• **Short problem**: Copy every line in the records below that contains the word "kapcsolatok".

• **Material shown**:
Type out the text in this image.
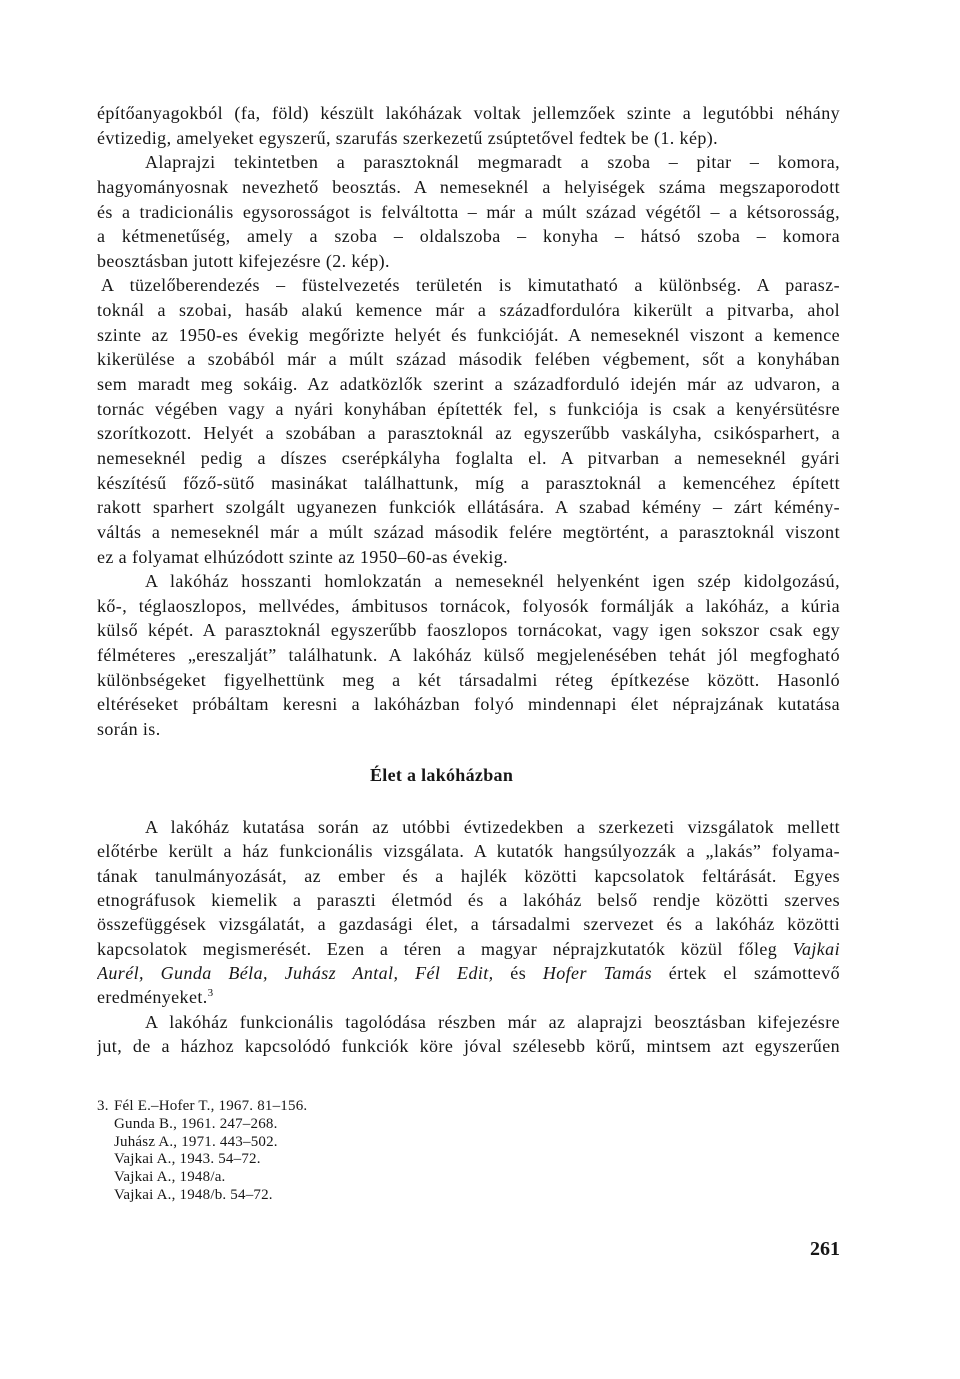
építőanyagokból (fa, föld) készült lakóházak voltak jellemzőek szinte a legutóbbi néhány
évtizedig, amelyeket egyszerű, szarufás szerkezetű zsúptetővel fedtek be (1. kép).
Alaprajzi tekintetben a parasztoknál megmaradt a szoba – pitar – komora,
hagyományosnak nevezhető beosztás. A nemeseknél a helyiségek száma megszaporodott
és a tradicionális egysorosságot is felváltotta – már a múlt század végétől – a kétsorosság,
a kétmenetűség, amely a szoba – oldalszoba – konyha – hátsó szoba – komora
beosztásban jutott kifejezésre (2. kép).
A tüzelőberendezés – füstelvezetés területén is kimutatható a különbség. A parasz-
toknál a szobai, hasáb alakú kemence már a századfordulóra kikerült a pitvarba, ahol
szinte az 1950-es évekig megőrizte helyét és funkcióját. A nemeseknél viszont a kemence
kikerülése a szobából már a múlt század második felében végbement, sőt a konyhában
sem maradt meg sokáig. Az adatközlők szerint a századforduló idején már az udvaron, a
tornác végében vagy a nyári konyhában építették fel, s funkciója is csak a kenyérsütésre
szorítkozott. Helyét a szobában a parasztoknál az egyszerűbb vaskályha, csikósparhert, a
nemeseknél pedig a díszes cserépkályha foglalta el. A pitvarban a nemeseknél gyári
készítésű főző-sütő masinákat találhattunk, míg a parasztoknál a kemencéhez épített
rakott sparhert szolgált ugyanezen funkciók ellátására. A szabad kémény – zárt kémény-
váltás a nemeseknél már a múlt század második felére megtörtént, a parasztoknál viszont
ez a folyamat elhúzódott szinte az 1950–60-as évekig.
A lakóház hosszanti homlokzatán a nemeseknél helyenként igen szép kidolgozású,
kő-, téglaoszlopos, mellvédes, ámbitusos tornácok, folyosók formálják a lakóház, a kúria
külső képét. A parasztoknál egyszerűbb faoszlopos tornácokat, vagy igen sokszor csak egy
félméteres „ereszalját” találhatunk. A lakóház külső megjelenésében tehát jól megfogható
különbségeket figyelhettünk meg a két társadalmi réteg építkezése között. Hasonló
eltéréseket próbáltam keresni a lakóházban folyó mindennapi élet néprajzának kutatása
során is.
Élet a lakóházban
A lakóház kutatása során az utóbbi évtizedekben a szerkezeti vizsgálatok mellett
előtérbe került a ház funkcionális vizsgálata. A kutatók hangsúlyozzák a „lakás” folyama-
tának tanulmányozását, az ember és a hajlék közötti kapcsolatok feltárását. Egyes
etnográfusok kiemelik a paraszti életmód és a lakóház belső rendje közötti szerves
összefüggések vizsgálatát, a gazdasági élet, a társadalmi szervezet és a lakóház közötti
kapcsolatok megismerését. Ezen a téren a magyar néprajzkutatók közül főleg Vajkai
Aurél, Gunda Béla, Juhász Antal, Fél Edit, és Hofer Tamás értek el számottevő
eredményeket.$^3$
A lakóház funkcionális tagolódása részben már az alaprajzi beosztásban kifejezésre
jut, de a házhoz kapcsolódó funkciók köre jóval szélesebb körű, mintsem azt egyszerűen
3. Fél E.–Hofer T., 1967. 81–156.
Gunda B., 1961. 247–268.
Juhász A., 1971. 443–502.
Vajkai A., 1943. 54–72.
Vajkai A., 1948/a.
Vajkai A., 1948/b. 54–72.
261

• **Full answer**:
tának tanulmányozását, az ember és a hajlék közötti kapcsolatok feltárását. Egyes
kapcsolatok megismerését. Ezen a téren a magyar néprajzkutatók közül főleg Vajkai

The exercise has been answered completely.